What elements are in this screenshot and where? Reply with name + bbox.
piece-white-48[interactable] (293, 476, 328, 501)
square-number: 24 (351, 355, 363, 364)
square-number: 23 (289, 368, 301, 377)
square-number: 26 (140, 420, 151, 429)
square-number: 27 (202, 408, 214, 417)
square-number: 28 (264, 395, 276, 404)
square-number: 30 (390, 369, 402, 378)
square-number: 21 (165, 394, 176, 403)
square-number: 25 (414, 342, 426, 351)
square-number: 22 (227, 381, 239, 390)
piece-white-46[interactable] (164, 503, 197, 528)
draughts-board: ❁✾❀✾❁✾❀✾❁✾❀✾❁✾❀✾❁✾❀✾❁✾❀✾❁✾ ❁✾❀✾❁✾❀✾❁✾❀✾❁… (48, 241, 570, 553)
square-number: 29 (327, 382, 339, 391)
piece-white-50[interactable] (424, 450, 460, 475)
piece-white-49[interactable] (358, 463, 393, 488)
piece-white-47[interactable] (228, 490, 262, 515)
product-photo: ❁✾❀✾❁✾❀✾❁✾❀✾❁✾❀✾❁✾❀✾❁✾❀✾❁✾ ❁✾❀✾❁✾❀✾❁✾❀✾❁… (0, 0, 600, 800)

**Written instruction:**
Quote the entries above word for word, keeping every line unchanged.

**Task response:**
What elements are in this screenshot and where? Reply with name + bbox.
piece-white-48[interactable] (293, 476, 328, 501)
square-number: 24 (351, 355, 363, 364)
square-number: 23 (289, 368, 301, 377)
square-number: 26 (140, 420, 151, 429)
square-number: 27 (202, 408, 214, 417)
square-number: 28 (264, 395, 276, 404)
square-number: 30 (390, 369, 402, 378)
square-number: 21 (165, 394, 176, 403)
square-number: 25 (414, 342, 426, 351)
square-number: 22 (227, 381, 239, 390)
piece-white-46[interactable] (164, 503, 197, 528)
draughts-board: ❁✾❀✾❁✾❀✾❁✾❀✾❁✾❀✾❁✾❀✾❁✾❀✾❁✾ ❁✾❀✾❁✾❀✾❁✾❀✾❁… (48, 241, 570, 553)
square-number: 29 (327, 382, 339, 391)
piece-white-50[interactable] (424, 450, 460, 475)
piece-white-49[interactable] (358, 463, 393, 488)
piece-white-47[interactable] (228, 490, 262, 515)
product-photo: ❁✾❀✾❁✾❀✾❁✾❀✾❁✾❀✾❁✾❀✾❁✾❀✾❁✾ ❁✾❀✾❁✾❀✾❁✾❀✾❁… (0, 0, 600, 800)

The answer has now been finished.